Untuk bumi yang lestari

Kabar Baru| 01 Maret 2023

Peluang Meluaskan Aturan Anti-SLAPP

Ada usaha membuat aturan perlindungan terhadap pejuang lingkungan atau anti-SLAPP.

Pejuang lingkungan rentan kriminalisasi. Perlu aturan anti-SLAPP

PARA aktivis Rettet den Regenwald, LSM peduli hutan hujan di Jerman, bergembira menyambut putusan Pengadilan Tinggi Hamburg pada 21 Februari 2023. Pengaduan memutuskan menolak gugatan Kenertec. Para aktivis Rettet yakin perusahaan ini terafilisasi dengan Korindo Group, perusahaan kayu dan perkebunan kelapa sawit di Papua.

*Item Mentah*:
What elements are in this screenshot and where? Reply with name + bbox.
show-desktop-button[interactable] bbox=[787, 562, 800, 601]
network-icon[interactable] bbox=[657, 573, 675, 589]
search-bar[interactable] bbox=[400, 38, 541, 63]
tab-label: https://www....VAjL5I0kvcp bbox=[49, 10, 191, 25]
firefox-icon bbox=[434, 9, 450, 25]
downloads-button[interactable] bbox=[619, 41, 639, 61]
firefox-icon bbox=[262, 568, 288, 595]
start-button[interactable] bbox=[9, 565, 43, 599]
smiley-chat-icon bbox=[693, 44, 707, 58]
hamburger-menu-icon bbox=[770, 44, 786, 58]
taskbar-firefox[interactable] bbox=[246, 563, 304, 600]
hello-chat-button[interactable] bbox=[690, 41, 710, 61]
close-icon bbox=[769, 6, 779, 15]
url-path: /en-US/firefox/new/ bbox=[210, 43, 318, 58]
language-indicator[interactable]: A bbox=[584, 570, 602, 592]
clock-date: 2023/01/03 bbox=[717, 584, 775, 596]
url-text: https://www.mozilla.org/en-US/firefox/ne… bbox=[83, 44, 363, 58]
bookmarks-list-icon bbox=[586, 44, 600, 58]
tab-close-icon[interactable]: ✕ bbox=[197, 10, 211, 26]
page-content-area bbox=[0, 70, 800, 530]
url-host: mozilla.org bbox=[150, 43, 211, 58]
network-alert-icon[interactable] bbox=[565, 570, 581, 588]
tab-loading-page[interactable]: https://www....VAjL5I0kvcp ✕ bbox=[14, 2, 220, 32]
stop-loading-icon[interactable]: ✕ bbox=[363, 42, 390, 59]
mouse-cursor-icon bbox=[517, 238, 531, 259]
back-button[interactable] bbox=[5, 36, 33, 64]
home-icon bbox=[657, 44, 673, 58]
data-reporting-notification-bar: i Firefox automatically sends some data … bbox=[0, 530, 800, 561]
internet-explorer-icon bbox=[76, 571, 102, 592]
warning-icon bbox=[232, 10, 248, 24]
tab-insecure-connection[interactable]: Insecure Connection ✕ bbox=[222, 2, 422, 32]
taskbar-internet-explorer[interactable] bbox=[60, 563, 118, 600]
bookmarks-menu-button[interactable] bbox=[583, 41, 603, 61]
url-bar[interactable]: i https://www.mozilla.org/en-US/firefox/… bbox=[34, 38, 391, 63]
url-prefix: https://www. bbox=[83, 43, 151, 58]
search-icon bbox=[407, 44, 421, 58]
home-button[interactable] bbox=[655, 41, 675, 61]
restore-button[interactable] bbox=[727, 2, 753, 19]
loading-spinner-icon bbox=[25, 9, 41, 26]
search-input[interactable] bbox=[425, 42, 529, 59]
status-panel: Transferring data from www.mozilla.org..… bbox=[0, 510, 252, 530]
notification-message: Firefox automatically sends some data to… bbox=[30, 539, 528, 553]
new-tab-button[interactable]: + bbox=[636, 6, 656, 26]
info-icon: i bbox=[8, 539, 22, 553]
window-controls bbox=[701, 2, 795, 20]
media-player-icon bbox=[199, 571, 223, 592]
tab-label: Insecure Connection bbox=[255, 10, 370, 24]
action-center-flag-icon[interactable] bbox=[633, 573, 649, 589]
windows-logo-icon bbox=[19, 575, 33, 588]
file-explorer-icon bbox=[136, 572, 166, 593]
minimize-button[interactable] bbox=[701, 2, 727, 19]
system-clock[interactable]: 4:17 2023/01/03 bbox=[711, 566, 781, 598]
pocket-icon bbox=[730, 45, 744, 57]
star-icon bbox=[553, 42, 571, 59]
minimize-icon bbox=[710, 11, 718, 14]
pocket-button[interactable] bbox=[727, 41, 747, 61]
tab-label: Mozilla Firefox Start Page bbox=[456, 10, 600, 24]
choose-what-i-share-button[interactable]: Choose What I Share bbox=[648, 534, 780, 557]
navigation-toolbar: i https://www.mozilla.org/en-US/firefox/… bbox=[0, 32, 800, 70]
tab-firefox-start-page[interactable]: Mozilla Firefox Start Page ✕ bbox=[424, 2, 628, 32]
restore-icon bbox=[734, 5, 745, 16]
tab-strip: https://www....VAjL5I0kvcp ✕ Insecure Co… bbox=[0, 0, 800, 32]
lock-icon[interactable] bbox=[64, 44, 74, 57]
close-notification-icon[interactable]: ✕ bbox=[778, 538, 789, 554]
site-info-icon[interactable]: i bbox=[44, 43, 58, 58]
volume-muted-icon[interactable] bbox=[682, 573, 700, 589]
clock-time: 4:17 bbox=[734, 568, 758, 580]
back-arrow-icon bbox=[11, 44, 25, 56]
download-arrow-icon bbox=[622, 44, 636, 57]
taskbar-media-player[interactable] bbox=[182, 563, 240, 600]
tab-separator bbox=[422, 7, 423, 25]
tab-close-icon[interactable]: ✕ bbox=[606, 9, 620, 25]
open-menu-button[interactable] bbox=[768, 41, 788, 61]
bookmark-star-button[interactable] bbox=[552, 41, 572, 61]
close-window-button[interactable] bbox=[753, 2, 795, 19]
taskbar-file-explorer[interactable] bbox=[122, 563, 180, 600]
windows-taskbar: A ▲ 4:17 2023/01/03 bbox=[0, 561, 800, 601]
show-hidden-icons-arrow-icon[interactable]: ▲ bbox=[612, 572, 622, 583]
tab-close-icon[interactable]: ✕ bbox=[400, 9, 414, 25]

*Tugas*:
Menurut teks tentang aturan anti-SLAPP, pada tanggal berapa Pengadilan Tinggi Hamburg mengeluarkan putusannya? Item yang disertakan tidak diperlukan.

*Jawaban Lengkap*:
Pada 21 Februari 2023.